WHAT TO PRODUCE: Please copy every line of the listing below word for word, leaving out the pictures.
++++ GIVEN RECORDS ++++
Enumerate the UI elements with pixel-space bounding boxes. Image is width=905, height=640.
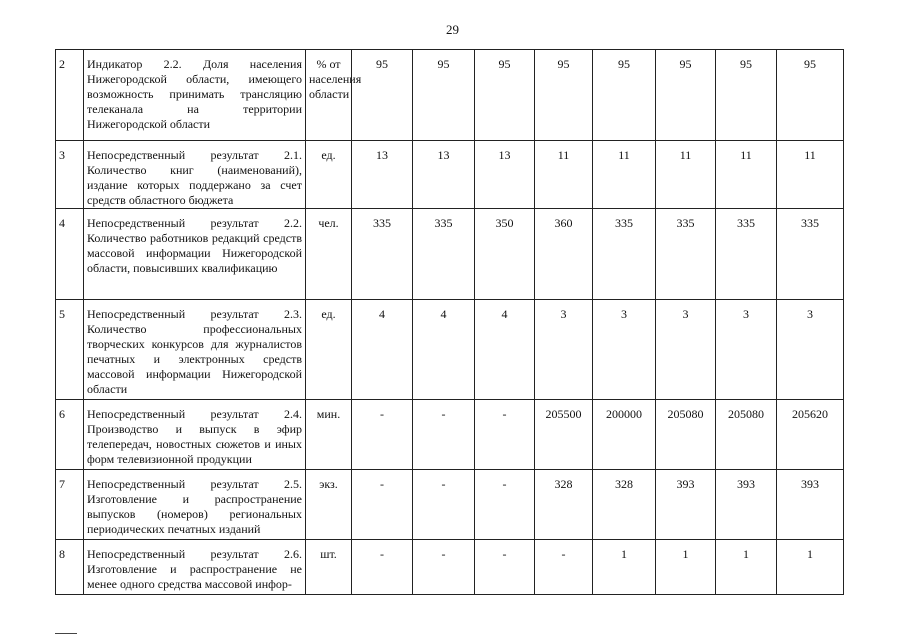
table-row — [56, 209, 844, 300]
value-cell: 200000 — [593, 400, 656, 470]
indicator-name: Непосредственный результат 2.4. Производство и выпуск в эфир телепередач, новостных сюжетов и иных форм телевизионной продукции — [84, 400, 306, 470]
value-cell: 1 — [777, 540, 844, 595]
value-cell: 95 — [535, 50, 593, 141]
unit-cell: экз. — [306, 470, 352, 540]
value-cell: - — [475, 470, 535, 540]
table-row — [56, 300, 844, 400]
value-cell: - — [352, 470, 413, 540]
table-row — [56, 141, 844, 209]
value-cell: - — [352, 540, 413, 595]
value-cell: 95 — [413, 50, 475, 141]
value-cell: - — [535, 540, 593, 595]
value-cell: 335 — [777, 209, 844, 300]
value-cell: - — [475, 400, 535, 470]
value-cell: 11 — [716, 141, 777, 209]
value-cell: 335 — [716, 209, 777, 300]
value-cell: 328 — [593, 470, 656, 540]
value-cell: - — [475, 540, 535, 595]
value-cell: 205080 — [716, 400, 777, 470]
value-cell: 3 — [656, 300, 716, 400]
indicator-name: Непосредственный результат 2.2. Количество работников редакций средств массовой информации Нижегородской области, повысивших квалификацию — [84, 209, 306, 300]
value-cell: 205080 — [656, 400, 716, 470]
value-cell: 335 — [593, 209, 656, 300]
row-number: 2 — [56, 50, 84, 141]
value-cell: 335 — [413, 209, 475, 300]
page-number: 29 — [446, 22, 459, 37]
value-cell: - — [413, 540, 475, 595]
value-cell: 360 — [535, 209, 593, 300]
table-row — [56, 470, 844, 540]
value-cell: 350 — [475, 209, 535, 300]
indicators-table — [55, 49, 844, 595]
value-cell: 4 — [475, 300, 535, 400]
value-cell: - — [352, 400, 413, 470]
unit-cell: мин. — [306, 400, 352, 470]
value-cell: 95 — [656, 50, 716, 141]
value-cell: 13 — [352, 141, 413, 209]
value-cell: 11 — [777, 141, 844, 209]
value-cell: 11 — [535, 141, 593, 209]
value-cell: 4 — [352, 300, 413, 400]
value-cell: 205500 — [535, 400, 593, 470]
unit-cell: чел. — [306, 209, 352, 300]
value-cell: 95 — [475, 50, 535, 141]
footer-rule — [55, 633, 77, 634]
table-row — [56, 400, 844, 470]
value-cell: 335 — [656, 209, 716, 300]
value-cell: 95 — [777, 50, 844, 141]
value-cell: 95 — [593, 50, 656, 141]
row-number: 5 — [56, 300, 84, 400]
value-cell: - — [413, 470, 475, 540]
indicator-name: Непосредственный результат 2.1. Количество книг (наименований), издание которых поддержано за счет средств областного бюджета — [84, 141, 306, 209]
row-number: 7 — [56, 470, 84, 540]
table-row — [56, 540, 844, 595]
value-cell: 3 — [593, 300, 656, 400]
indicator-name: Непосредственный результат 2.6. Изготовление и распространение не менее одного средства массовой инфор- — [84, 540, 306, 595]
value-cell: 13 — [413, 141, 475, 209]
table-body — [56, 50, 844, 595]
unit-cell: ед. — [306, 300, 352, 400]
value-cell: 95 — [716, 50, 777, 141]
value-cell: 95 — [352, 50, 413, 141]
unit-cell: шт. — [306, 540, 352, 595]
value-cell: 205620 — [777, 400, 844, 470]
value-cell: 11 — [656, 141, 716, 209]
table-row — [56, 50, 844, 141]
row-number: 6 — [56, 400, 84, 470]
indicator-name: Непосредственный результат 2.3. Количество профессиональных творческих конкурсов для журналистов печатных и электронных средств массовой информации Нижегородской области — [84, 300, 306, 400]
value-cell: 3 — [777, 300, 844, 400]
value-cell: 1 — [716, 540, 777, 595]
value-cell: 1 — [656, 540, 716, 595]
row-number: 3 — [56, 141, 84, 209]
value-cell: 3 — [535, 300, 593, 400]
value-cell: 3 — [716, 300, 777, 400]
unit-cell: % от населения области — [306, 50, 352, 141]
indicator-name: Индикатор 2.2. Доля населения Нижегородской области, имеющего возможность принимать трансляцию телеканала на территории Нижегородской области — [84, 50, 306, 141]
value-cell: 11 — [593, 141, 656, 209]
value-cell: 335 — [352, 209, 413, 300]
value-cell: 13 — [475, 141, 535, 209]
value-cell: 393 — [777, 470, 844, 540]
value-cell: - — [413, 400, 475, 470]
indicator-name: Непосредственный результат 2.5. Изготовление и распространение выпусков (номеров) региональных периодических печатных изданий — [84, 470, 306, 540]
value-cell: 393 — [716, 470, 777, 540]
value-cell: 4 — [413, 300, 475, 400]
value-cell: 1 — [593, 540, 656, 595]
row-number: 4 — [56, 209, 84, 300]
value-cell: 328 — [535, 470, 593, 540]
value-cell: 393 — [656, 470, 716, 540]
unit-cell: ед. — [306, 141, 352, 209]
row-number: 8 — [56, 540, 84, 595]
++++
RESULT OF THE TASK:
Enumerate the UI elements with pixel-space bounding boxes. Image is width=905, height=640.
table-row — [56, 209, 844, 300]
value-cell: 200000 — [593, 400, 656, 470]
indicator-name: Непосредственный результат 2.4. Производство и выпуск в эфир телепередач, новостных сюжетов и иных форм телевизионной продукции — [84, 400, 306, 470]
value-cell: 1 — [777, 540, 844, 595]
value-cell: 95 — [535, 50, 593, 141]
unit-cell: экз. — [306, 470, 352, 540]
value-cell: - — [475, 470, 535, 540]
table-row — [56, 300, 844, 400]
value-cell: - — [352, 470, 413, 540]
table-row — [56, 141, 844, 209]
value-cell: - — [352, 540, 413, 595]
value-cell: 95 — [413, 50, 475, 141]
value-cell: - — [535, 540, 593, 595]
value-cell: 335 — [777, 209, 844, 300]
value-cell: - — [475, 400, 535, 470]
value-cell: 11 — [716, 141, 777, 209]
value-cell: 335 — [716, 209, 777, 300]
value-cell: 328 — [593, 470, 656, 540]
value-cell: - — [475, 540, 535, 595]
value-cell: 205080 — [716, 400, 777, 470]
value-cell: 3 — [656, 300, 716, 400]
indicator-name: Непосредственный результат 2.2. Количество работников редакций средств массовой информации Нижегородской области, повысивших квалификацию — [84, 209, 306, 300]
value-cell: 205080 — [656, 400, 716, 470]
value-cell: 335 — [593, 209, 656, 300]
row-number: 2 — [56, 50, 84, 141]
value-cell: 335 — [413, 209, 475, 300]
page-number: 29 — [446, 22, 459, 37]
value-cell: - — [413, 540, 475, 595]
value-cell: 360 — [535, 209, 593, 300]
table-row — [56, 470, 844, 540]
value-cell: 350 — [475, 209, 535, 300]
indicators-table — [55, 49, 844, 595]
value-cell: 4 — [475, 300, 535, 400]
value-cell: - — [352, 400, 413, 470]
unit-cell: мин. — [306, 400, 352, 470]
value-cell: 95 — [656, 50, 716, 141]
value-cell: 13 — [352, 141, 413, 209]
value-cell: 11 — [777, 141, 844, 209]
value-cell: 11 — [535, 141, 593, 209]
value-cell: 4 — [352, 300, 413, 400]
value-cell: 205500 — [535, 400, 593, 470]
unit-cell: чел. — [306, 209, 352, 300]
value-cell: 95 — [475, 50, 535, 141]
footer-rule — [55, 633, 77, 634]
table-row — [56, 400, 844, 470]
value-cell: 335 — [656, 209, 716, 300]
value-cell: 95 — [777, 50, 844, 141]
value-cell: 95 — [593, 50, 656, 141]
row-number: 5 — [56, 300, 84, 400]
value-cell: - — [413, 470, 475, 540]
indicator-name: Непосредственный результат 2.1. Количество книг (наименований), издание которых поддержано за счет средств областного бюджета — [84, 141, 306, 209]
row-number: 7 — [56, 470, 84, 540]
table-row — [56, 540, 844, 595]
value-cell: 3 — [593, 300, 656, 400]
indicator-name: Непосредственный результат 2.6. Изготовление и распространение не менее одного средства массовой инфор- — [84, 540, 306, 595]
value-cell: 13 — [413, 141, 475, 209]
table-body — [56, 50, 844, 595]
unit-cell: ед. — [306, 300, 352, 400]
value-cell: 95 — [716, 50, 777, 141]
value-cell: 95 — [352, 50, 413, 141]
unit-cell: шт. — [306, 540, 352, 595]
value-cell: 205620 — [777, 400, 844, 470]
value-cell: 11 — [656, 141, 716, 209]
table-row — [56, 50, 844, 141]
row-number: 6 — [56, 400, 84, 470]
indicator-name: Непосредственный результат 2.3. Количество профессиональных творческих конкурсов для журналистов печатных и электронных средств массовой информации Нижегородской области — [84, 300, 306, 400]
value-cell: 3 — [777, 300, 844, 400]
value-cell: 1 — [716, 540, 777, 595]
value-cell: 1 — [656, 540, 716, 595]
row-number: 3 — [56, 141, 84, 209]
value-cell: 3 — [535, 300, 593, 400]
value-cell: 3 — [716, 300, 777, 400]
unit-cell: % от населения области — [306, 50, 352, 141]
indicator-name: Индикатор 2.2. Доля населения Нижегородской области, имеющего возможность принимать трансляцию телеканала на территории Нижегородской области — [84, 50, 306, 141]
value-cell: 11 — [593, 141, 656, 209]
value-cell: 335 — [352, 209, 413, 300]
value-cell: 13 — [475, 141, 535, 209]
value-cell: 393 — [777, 470, 844, 540]
value-cell: - — [413, 400, 475, 470]
indicator-name: Непосредственный результат 2.5. Изготовление и распространение выпусков (номеров) региональных периодических печатных изданий — [84, 470, 306, 540]
value-cell: 393 — [716, 470, 777, 540]
value-cell: 4 — [413, 300, 475, 400]
value-cell: 1 — [593, 540, 656, 595]
row-number: 4 — [56, 209, 84, 300]
value-cell: 328 — [535, 470, 593, 540]
value-cell: 393 — [656, 470, 716, 540]
unit-cell: ед. — [306, 141, 352, 209]
row-number: 8 — [56, 540, 84, 595]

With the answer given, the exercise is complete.